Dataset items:
== == ==

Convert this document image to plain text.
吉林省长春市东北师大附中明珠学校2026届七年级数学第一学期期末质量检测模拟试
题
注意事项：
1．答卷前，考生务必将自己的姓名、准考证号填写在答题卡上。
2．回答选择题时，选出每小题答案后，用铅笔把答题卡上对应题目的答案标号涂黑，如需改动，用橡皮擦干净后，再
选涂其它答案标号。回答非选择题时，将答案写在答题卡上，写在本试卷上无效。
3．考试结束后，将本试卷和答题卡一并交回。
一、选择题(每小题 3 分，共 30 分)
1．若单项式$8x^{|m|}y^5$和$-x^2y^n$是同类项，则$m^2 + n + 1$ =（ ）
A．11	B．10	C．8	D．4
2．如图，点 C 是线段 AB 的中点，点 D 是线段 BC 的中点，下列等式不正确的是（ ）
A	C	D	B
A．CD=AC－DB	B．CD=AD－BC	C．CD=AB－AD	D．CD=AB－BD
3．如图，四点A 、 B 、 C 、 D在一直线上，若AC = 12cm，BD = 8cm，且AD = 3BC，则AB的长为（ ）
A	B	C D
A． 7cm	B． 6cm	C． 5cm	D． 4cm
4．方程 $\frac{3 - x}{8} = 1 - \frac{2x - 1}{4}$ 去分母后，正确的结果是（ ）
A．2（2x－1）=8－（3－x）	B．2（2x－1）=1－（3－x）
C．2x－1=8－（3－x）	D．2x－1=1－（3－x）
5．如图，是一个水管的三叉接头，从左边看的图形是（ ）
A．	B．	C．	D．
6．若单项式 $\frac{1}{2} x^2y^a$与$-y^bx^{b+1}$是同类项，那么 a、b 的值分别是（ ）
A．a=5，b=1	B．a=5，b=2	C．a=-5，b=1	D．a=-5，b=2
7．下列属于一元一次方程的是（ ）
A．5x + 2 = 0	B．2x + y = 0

== == ==

Set all of the records down again, exactly as they stand.

Convert this document image to plain text.
吉林省长春市东北师大附中明珠学校2026届七年级数学第一学期期末质量检测模拟试
题
注意事项：
1．答卷前，考生务必将自己的姓名、准考证号填写在答题卡上。
2．回答选择题时，选出每小题答案后，用铅笔把答题卡上对应题目的答案标号涂黑，如需改动，用橡皮擦干净后，再
选涂其它答案标号。回答非选择题时，将答案写在答题卡上，写在本试卷上无效。
3．考试结束后，将本试卷和答题卡一并交回。
一、选择题(每小题 3 分，共 30 分)
1．若单项式$8x^{|m|}y^5$和$-x^2y^n$是同类项，则$m^2 + n + 1$ =（ ）
A．11	B．10	C．8	D．4
2．如图，点 C 是线段 AB 的中点，点 D 是线段 BC 的中点，下列等式不正确的是（ ）
A	C	D	B
A．CD=AC－DB	B．CD=AD－BC	C．CD=AB－AD	D．CD=AB－BD
3．如图，四点A 、 B 、 C 、 D在一直线上，若AC = 12cm，BD = 8cm，且AD = 3BC，则AB的长为（ ）
A	B	C D
A． 7cm	B． 6cm	C． 5cm	D． 4cm
4．方程 $\frac{3 - x}{8} = 1 - \frac{2x - 1}{4}$ 去分母后，正确的结果是（ ）
A．2（2x－1）=8－（3－x）	B．2（2x－1）=1－（3－x）
C．2x－1=8－（3－x）	D．2x－1=1－（3－x）
5．如图，是一个水管的三叉接头，从左边看的图形是（ ）
A．	B．	C．	D．
6．若单项式 $\frac{1}{2} x^2y^a$与$-y^bx^{b+1}$是同类项，那么 a、b 的值分别是（ ）
A．a=5，b=1	B．a=5，b=2	C．a=-5，b=1	D．a=-5，b=2
7．下列属于一元一次方程的是（ ）
A．5x + 2 = 0	B．2x + y = 0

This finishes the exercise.